* Data for this exercise
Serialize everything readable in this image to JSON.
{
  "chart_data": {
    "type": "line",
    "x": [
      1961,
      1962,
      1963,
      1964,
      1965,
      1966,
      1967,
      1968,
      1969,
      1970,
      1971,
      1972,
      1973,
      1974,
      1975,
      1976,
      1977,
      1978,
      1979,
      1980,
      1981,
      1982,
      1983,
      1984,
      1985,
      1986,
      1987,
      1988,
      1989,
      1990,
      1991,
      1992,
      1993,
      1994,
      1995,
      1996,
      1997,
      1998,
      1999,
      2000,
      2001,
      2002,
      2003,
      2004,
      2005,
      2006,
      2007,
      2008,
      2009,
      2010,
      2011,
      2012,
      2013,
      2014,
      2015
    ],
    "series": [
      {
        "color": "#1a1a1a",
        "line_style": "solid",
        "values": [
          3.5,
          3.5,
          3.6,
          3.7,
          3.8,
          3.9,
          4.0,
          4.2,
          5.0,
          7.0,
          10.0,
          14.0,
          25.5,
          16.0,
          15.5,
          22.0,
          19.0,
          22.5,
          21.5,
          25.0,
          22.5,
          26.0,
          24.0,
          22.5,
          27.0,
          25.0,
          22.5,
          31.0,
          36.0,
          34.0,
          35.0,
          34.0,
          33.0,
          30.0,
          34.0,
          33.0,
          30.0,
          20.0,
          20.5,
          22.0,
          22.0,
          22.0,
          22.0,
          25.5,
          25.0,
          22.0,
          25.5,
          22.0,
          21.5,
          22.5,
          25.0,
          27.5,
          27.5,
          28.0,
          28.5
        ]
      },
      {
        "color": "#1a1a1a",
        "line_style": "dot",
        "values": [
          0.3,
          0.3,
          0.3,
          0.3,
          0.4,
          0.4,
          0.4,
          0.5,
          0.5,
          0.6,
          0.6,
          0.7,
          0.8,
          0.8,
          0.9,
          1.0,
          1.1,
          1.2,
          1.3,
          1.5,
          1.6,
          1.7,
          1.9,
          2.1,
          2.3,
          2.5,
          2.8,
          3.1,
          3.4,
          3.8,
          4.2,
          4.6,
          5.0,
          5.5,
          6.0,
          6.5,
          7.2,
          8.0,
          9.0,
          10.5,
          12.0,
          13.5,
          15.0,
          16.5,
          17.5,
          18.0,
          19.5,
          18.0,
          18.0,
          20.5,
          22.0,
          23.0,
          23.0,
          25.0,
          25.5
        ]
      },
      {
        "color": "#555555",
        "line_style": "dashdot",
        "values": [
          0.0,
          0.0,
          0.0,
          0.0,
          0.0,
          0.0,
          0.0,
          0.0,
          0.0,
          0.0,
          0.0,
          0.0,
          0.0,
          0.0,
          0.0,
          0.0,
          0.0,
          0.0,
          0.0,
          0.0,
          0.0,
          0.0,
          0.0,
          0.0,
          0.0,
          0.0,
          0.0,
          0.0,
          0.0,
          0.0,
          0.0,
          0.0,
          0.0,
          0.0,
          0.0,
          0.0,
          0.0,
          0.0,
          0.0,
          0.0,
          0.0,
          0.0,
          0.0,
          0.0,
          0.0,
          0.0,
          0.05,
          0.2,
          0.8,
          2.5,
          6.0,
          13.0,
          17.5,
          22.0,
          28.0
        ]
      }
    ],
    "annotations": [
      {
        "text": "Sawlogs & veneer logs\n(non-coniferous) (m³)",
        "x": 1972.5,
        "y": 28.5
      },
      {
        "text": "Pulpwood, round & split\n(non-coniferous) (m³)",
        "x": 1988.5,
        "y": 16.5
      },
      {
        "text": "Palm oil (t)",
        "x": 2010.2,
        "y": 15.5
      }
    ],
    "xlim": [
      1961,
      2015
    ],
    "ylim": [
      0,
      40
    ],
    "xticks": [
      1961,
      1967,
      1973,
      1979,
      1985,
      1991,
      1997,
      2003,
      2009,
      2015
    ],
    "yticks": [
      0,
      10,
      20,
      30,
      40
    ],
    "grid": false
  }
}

* Job
Go through the records above and set each one down exactly, please.

* Output below
Serialize everything readable in this image to JSON.
{
  "chart_data": {
    "type": "line",
    "x": [
      1961,
      1962,
      1963,
      1964,
      1965,
      1966,
      1967,
      1968,
      1969,
      1970,
      1971,
      1972,
      1973,
      1974,
      1975,
      1976,
      1977,
      1978,
      1979,
      1980,
      1981,
      1982,
      1983,
      1984,
      1985,
      1986,
      1987,
      1988,
      1989,
      1990,
      1991,
      1992,
      1993,
      1994,
      1995,
      1996,
      1997,
      1998,
      1999,
      2000,
      2001,
      2002,
      2003,
      2004,
      2005,
      2006,
      2007,
      2008,
      2009,
      2010,
      2011,
      2012,
      2013,
      2014,
      2015
    ],
    "series": [
      {
        "color": "#1a1a1a",
        "line_style": "solid",
        "values": [
          3.5,
          3.5,
          3.6,
          3.7,
          3.8,
          3.9,
          4.0,
          4.2,
          5.0,
          7.0,
          10.0,
          14.0,
          25.5,
          16.0,
          15.5,
          22.0,
          19.0,
          22.5,
          21.5,
          25.0,
          22.5,
          26.0,
          24.0,
          22.5,
          27.0,
          25.0,
          22.5,
          31.0,
          36.0,
          34.0,
          35.0,
          34.0,
          33.0,
          30.0,
          34.0,
          33.0,
          30.0,
          20.0,
          20.5,
          22.0,
          22.0,
          22.0,
          22.0,
          25.5,
          25.0,
          22.0,
          25.5,
          22.0,
          21.5,
          22.5,
          25.0,
          27.5,
          27.5,
          28.0,
          28.5
        ]
      },
      {
        "color": "#1a1a1a",
        "line_style": "dot",
        "values": [
          0.3,
          0.3,
          0.3,
          0.3,
          0.4,
          0.4,
          0.4,
          0.5,
          0.5,
          0.6,
          0.6,
          0.7,
          0.8,
          0.8,
          0.9,
          1.0,
          1.1,
          1.2,
          1.3,
          1.5,
          1.6,
          1.7,
          1.9,
          2.1,
          2.3,
          2.5,
          2.8,
          3.1,
          3.4,
          3.8,
          4.2,
          4.6,
          5.0,
          5.5,
          6.0,
          6.5,
          7.2,
          8.0,
          9.0,
          10.5,
          12.0,
          13.5,
          15.0,
          16.5,
          17.5,
          18.0,
          19.5,
          18.0,
          18.0,
          20.5,
          22.0,
          23.0,
          23.0,
          25.0,
          25.5
        ]
      },
      {
        "color": "#555555",
        "line_style": "dashdot",
        "values": [
          0.0,
          0.0,
          0.0,
          0.0,
          0.0,
          0.0,
          0.0,
          0.0,
          0.0,
          0.0,
          0.0,
          0.0,
          0.0,
          0.0,
          0.0,
          0.0,
          0.0,
          0.0,
          0.0,
          0.0,
          0.0,
          0.0,
          0.0,
          0.0,
          0.0,
          0.0,
          0.0,
          0.0,
          0.0,
          0.0,
          0.0,
          0.0,
          0.0,
          0.0,
          0.0,
          0.0,
          0.0,
          0.0,
          0.0,
          0.0,
          0.0,
          0.0,
          0.0,
          0.0,
          0.0,
          0.0,
          0.05,
          0.2,
          0.8,
          2.5,
          6.0,
          13.0,
          17.5,
          22.0,
          28.0
        ]
      }
    ],
    "annotations": [
      {
        "text": "Sawlogs & veneer logs\n(non-coniferous) (m³)",
        "x": 1972.5,
        "y": 28.5
      },
      {
        "text": "Pulpwood, round & split\n(non-coniferous) (m³)",
        "x": 1988.5,
        "y": 16.5
      },
      {
        "text": "Palm oil (t)",
        "x": 2010.2,
        "y": 15.5
      }
    ],
    "xlim": [
      1961,
      2015
    ],
    "ylim": [
      0,
      40
    ],
    "xticks": [
      1961,
      1967,
      1973,
      1979,
      1985,
      1991,
      1997,
      2003,
      2009,
      2015
    ],
    "yticks": [
      0,
      10,
      20,
      30,
      40
    ],
    "grid": false
  }
}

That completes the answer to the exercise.